* [SOURCE EXCERPT]:
++++++++++++++++++++
MaxCompute allows you to insert data into a dynamic partition by using INSERT INTO or INSERT OVERWRITE.

Before you execute these statements, make sure that you are granted the ALTER permission on the destination table and the DESCRIBE permission on metadata in the source table. For more information, see Authorize users.

You can execute the INSERT INTO or INSERT OVERWRITE statement on the following platforms:

Description

When you use MaxCompute SQL to process data, you need only to specify the names of partition key columns in INSERT INTO or INSERT OVERWRITE, instead of the values of the partition key columns. The values of the partition key columns are specified in select_statement. MaxCompute automatically inserts data into the destination partitions based on the column values.

For more information about how to insert data into a static partition, see Insert or update data into a table or static partitions (INSERT INTO and INSERT OVERWRITE).

Limits

When you insert data into a dynamic partition by using INSERT INTO or INSERT OVERWRITE, take note of the following limits:
  • A maximum of 10,000 dynamic partitions can be generated after INSERT INTO is executed. A maximum of 60,000 dynamic partitions can be generated after INSERT OVERWRITE is executed.
++++++++++++++++++++
* [MATERIAL PROVIDED]:
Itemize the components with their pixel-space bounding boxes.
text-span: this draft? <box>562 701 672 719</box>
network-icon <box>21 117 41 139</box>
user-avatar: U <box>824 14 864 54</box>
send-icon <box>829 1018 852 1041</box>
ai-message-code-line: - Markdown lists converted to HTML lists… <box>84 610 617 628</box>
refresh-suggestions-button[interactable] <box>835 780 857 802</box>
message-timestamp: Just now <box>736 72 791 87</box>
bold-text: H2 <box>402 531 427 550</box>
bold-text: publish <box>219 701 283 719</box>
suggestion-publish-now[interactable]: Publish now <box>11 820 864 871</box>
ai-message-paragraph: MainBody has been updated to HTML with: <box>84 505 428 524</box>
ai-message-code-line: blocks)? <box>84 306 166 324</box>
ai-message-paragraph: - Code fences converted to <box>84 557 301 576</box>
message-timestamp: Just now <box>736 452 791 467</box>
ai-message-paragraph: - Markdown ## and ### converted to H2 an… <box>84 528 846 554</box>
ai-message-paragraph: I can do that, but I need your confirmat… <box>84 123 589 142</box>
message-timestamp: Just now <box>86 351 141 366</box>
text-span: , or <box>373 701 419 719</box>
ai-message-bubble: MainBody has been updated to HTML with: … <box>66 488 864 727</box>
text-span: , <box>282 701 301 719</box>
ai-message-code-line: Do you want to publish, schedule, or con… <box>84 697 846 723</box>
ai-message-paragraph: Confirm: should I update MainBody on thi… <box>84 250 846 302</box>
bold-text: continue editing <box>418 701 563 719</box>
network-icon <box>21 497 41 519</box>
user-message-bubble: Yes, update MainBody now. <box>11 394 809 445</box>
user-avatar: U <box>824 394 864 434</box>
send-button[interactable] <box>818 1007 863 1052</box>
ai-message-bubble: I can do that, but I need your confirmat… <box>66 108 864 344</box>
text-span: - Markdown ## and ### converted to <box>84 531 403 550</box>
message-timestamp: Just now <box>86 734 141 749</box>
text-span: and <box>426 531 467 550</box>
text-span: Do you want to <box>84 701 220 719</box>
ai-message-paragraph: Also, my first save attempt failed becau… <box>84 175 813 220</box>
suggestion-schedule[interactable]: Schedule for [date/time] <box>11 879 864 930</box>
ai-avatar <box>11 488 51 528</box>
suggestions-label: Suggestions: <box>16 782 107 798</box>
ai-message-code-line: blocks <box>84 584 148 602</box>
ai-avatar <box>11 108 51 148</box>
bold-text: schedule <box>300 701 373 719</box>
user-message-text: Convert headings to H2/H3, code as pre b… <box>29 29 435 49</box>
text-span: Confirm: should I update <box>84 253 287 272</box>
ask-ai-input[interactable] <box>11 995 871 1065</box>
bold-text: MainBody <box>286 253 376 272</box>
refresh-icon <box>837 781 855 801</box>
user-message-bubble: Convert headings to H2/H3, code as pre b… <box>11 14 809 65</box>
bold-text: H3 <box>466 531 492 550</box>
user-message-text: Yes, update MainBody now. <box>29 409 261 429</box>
++++++++++++++++++++
* [SHORT TASK]: In three sentences, summarize the MaxCompute excerpt on inserting data into dynamic partitions.

* [WRITTEN RESPONSE]: MaxCompute lets you insert data into a dynamic partition with INSERT INTO or INSERT OVERWRITE, provided you hold the ALTER permission on the destination table and the DESCRIBE permission on metadata in the source table. In these statements you specify only the names of the partition key columns, while their values come from select_statement, and MaxCompute automatically inserts the data into the destination partitions based on those column values. At most 10,000 dynamic partitions can be generated by INSERT INTO, and at most 60,000 by INSERT OVERWRITE.